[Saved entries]
+ + + + +

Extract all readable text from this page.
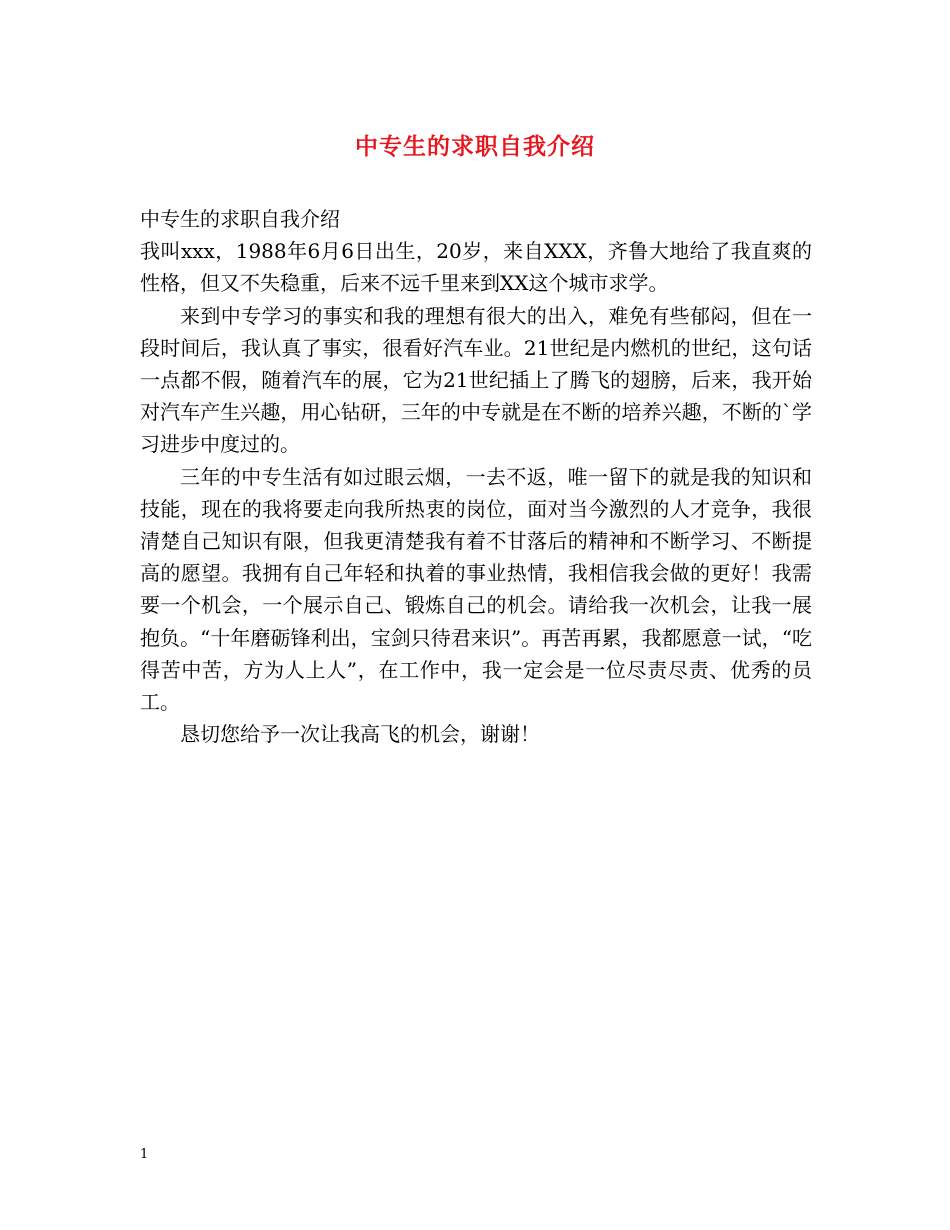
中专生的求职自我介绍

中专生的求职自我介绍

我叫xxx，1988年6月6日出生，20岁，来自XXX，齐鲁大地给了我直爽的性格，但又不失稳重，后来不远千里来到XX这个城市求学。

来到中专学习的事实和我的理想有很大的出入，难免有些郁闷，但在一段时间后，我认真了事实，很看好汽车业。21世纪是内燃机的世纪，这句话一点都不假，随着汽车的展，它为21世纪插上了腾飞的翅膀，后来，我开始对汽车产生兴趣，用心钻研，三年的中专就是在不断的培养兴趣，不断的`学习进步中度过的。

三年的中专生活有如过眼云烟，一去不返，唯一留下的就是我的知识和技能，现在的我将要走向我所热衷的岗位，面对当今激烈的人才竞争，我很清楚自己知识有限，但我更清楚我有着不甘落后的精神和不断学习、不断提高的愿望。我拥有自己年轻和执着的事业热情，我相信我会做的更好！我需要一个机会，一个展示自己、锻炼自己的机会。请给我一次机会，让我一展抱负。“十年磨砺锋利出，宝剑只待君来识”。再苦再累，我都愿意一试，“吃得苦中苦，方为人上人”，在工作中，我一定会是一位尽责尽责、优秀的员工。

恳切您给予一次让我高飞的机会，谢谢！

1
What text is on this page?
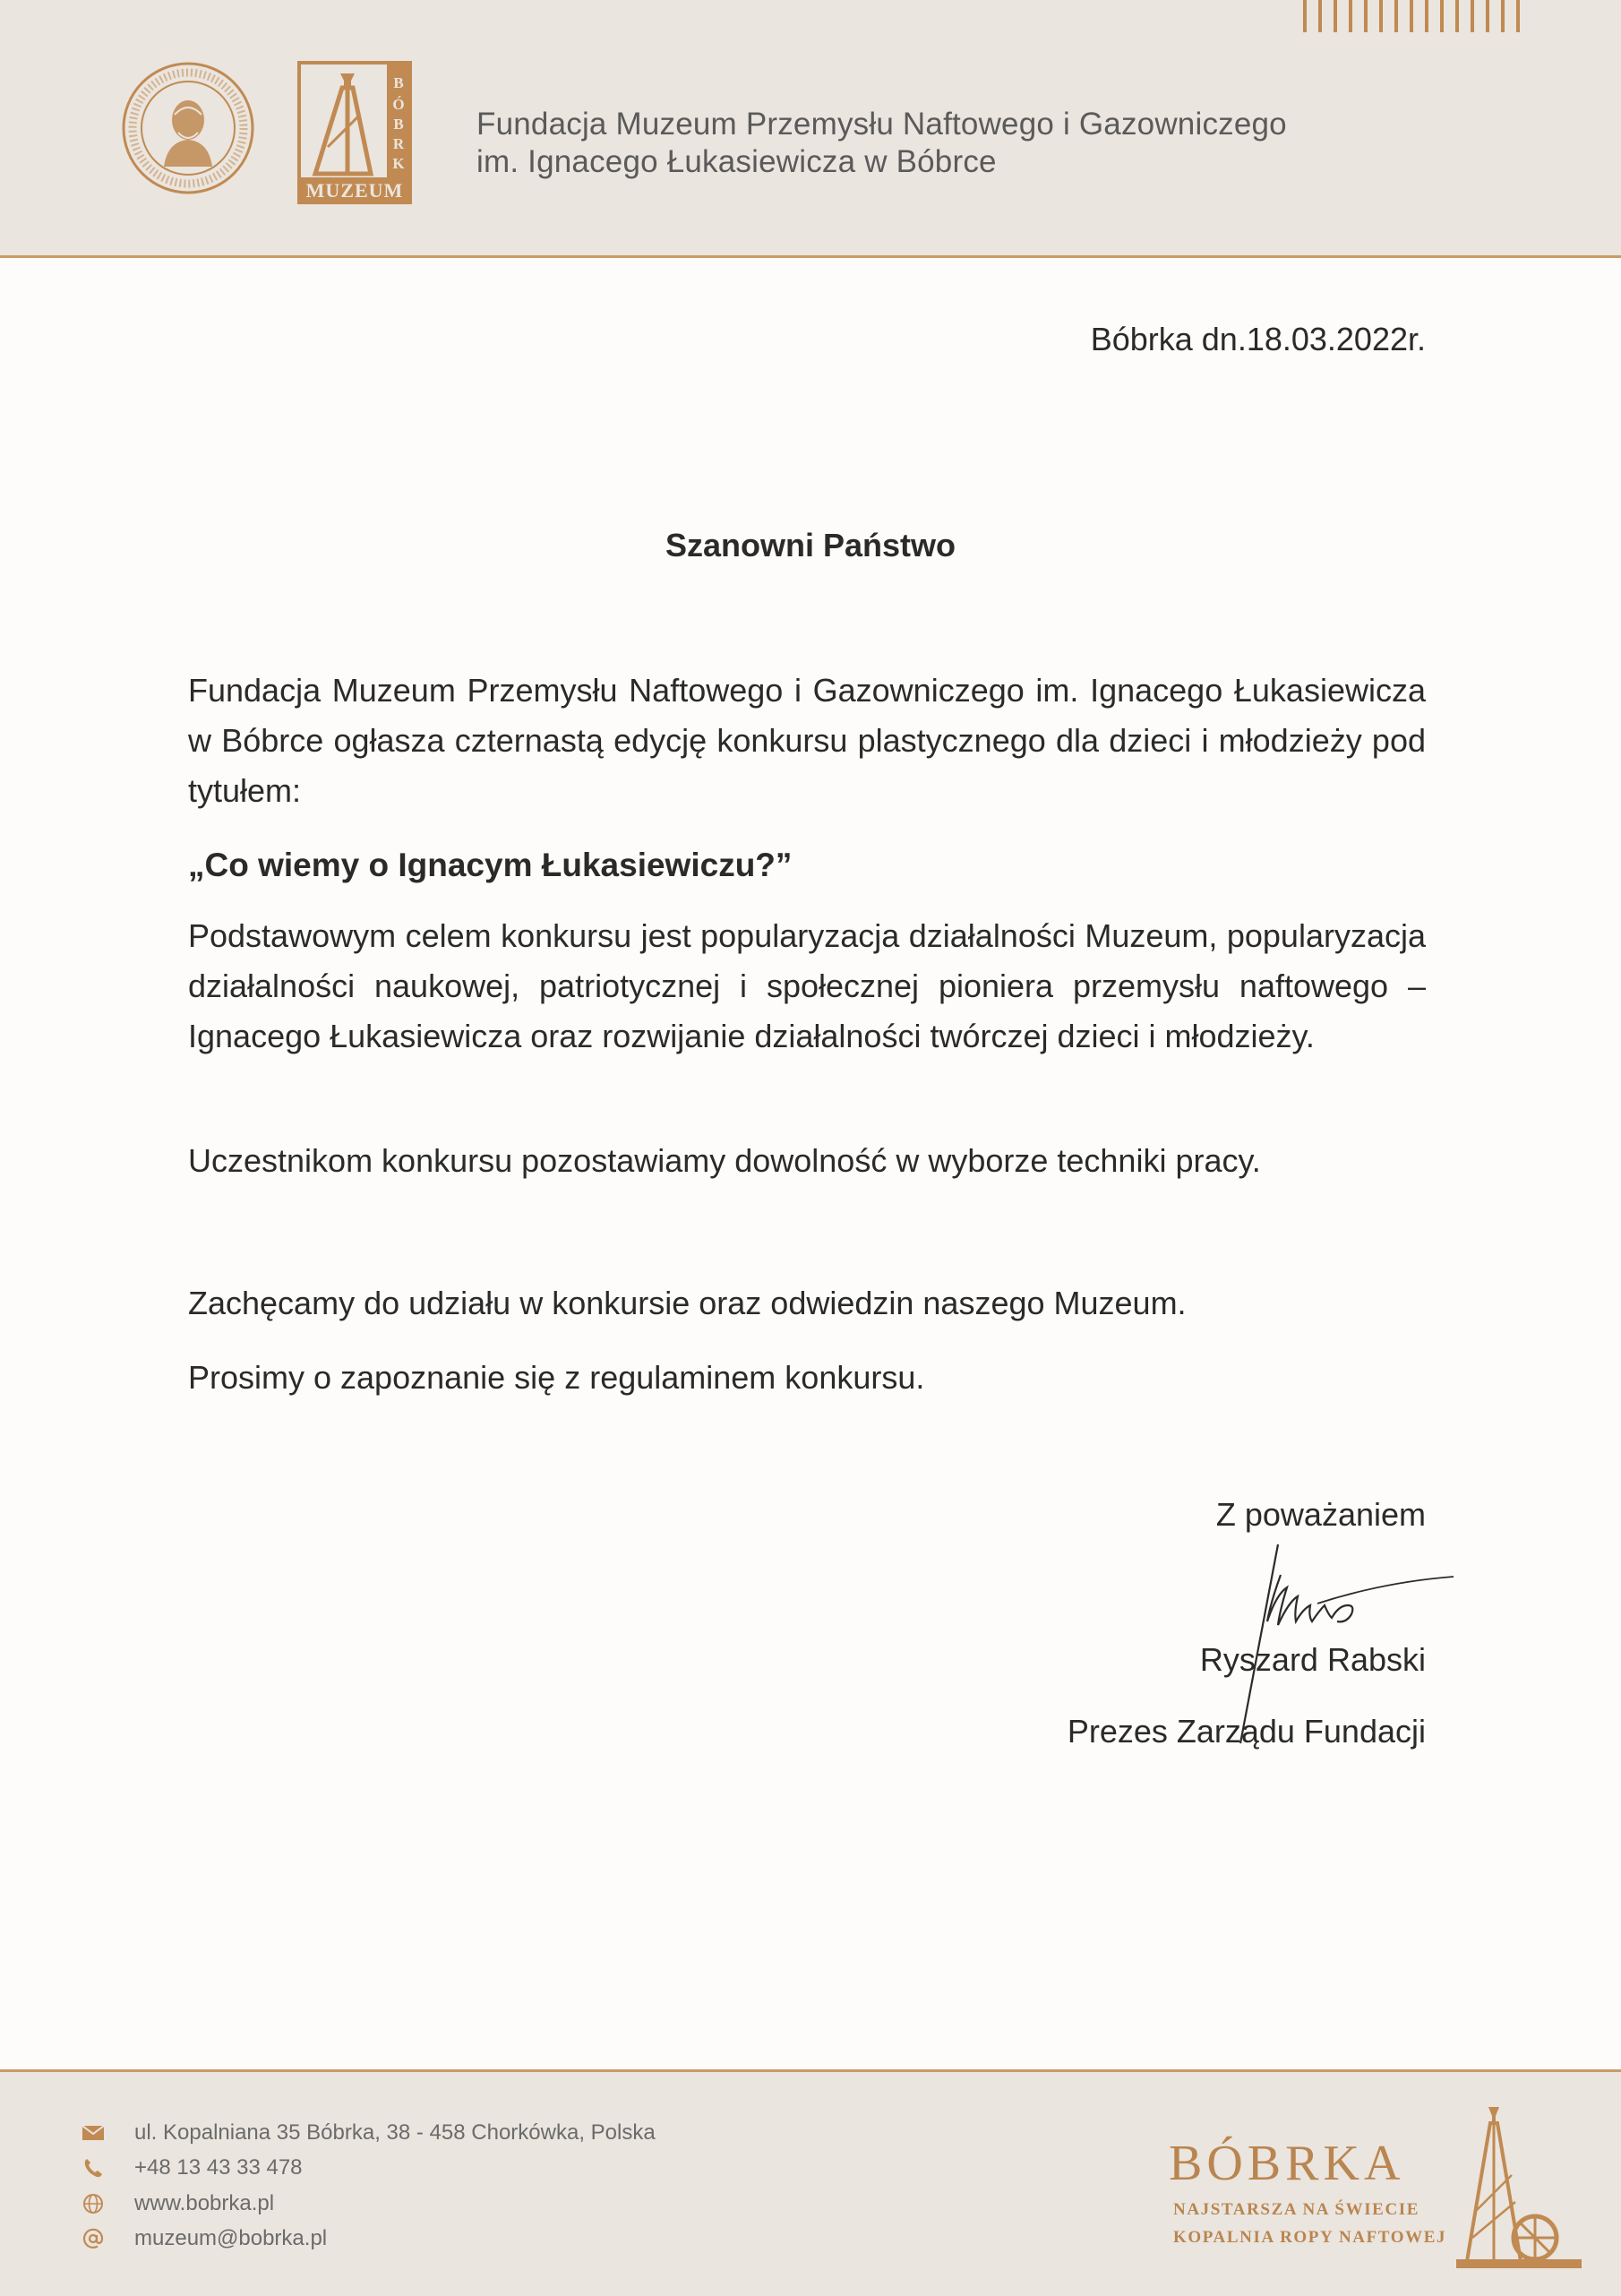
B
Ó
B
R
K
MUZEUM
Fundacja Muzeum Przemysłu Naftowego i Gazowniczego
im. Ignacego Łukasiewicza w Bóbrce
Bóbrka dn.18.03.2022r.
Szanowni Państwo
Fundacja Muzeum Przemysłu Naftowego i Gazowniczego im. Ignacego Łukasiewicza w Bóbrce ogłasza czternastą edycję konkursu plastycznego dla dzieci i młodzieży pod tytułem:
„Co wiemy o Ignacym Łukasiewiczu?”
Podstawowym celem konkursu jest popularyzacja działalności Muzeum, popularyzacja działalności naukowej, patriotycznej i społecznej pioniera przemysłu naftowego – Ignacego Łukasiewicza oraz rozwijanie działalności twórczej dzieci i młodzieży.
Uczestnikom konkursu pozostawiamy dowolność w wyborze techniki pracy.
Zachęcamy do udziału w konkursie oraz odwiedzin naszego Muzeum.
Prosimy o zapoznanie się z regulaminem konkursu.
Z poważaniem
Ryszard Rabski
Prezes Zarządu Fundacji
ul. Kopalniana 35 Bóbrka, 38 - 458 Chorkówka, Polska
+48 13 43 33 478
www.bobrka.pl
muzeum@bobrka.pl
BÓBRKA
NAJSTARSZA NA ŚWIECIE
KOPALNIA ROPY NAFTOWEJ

+ + + + +

_Stated goal:_ Filter the entries down to the lines containing "Fundacja". Copy each of those lines.

_Output of the exercise:_
Fundacja Muzeum Przemysłu Naftowego i Gazowniczego
Fundacja Muzeum Przemysłu Naftowego i Gazowniczego im. Ignacego Łukasiewicza w Bóbrce ogłasza czternastą edycję konkursu plastycznego dla dzieci i młodzieży pod tytułem:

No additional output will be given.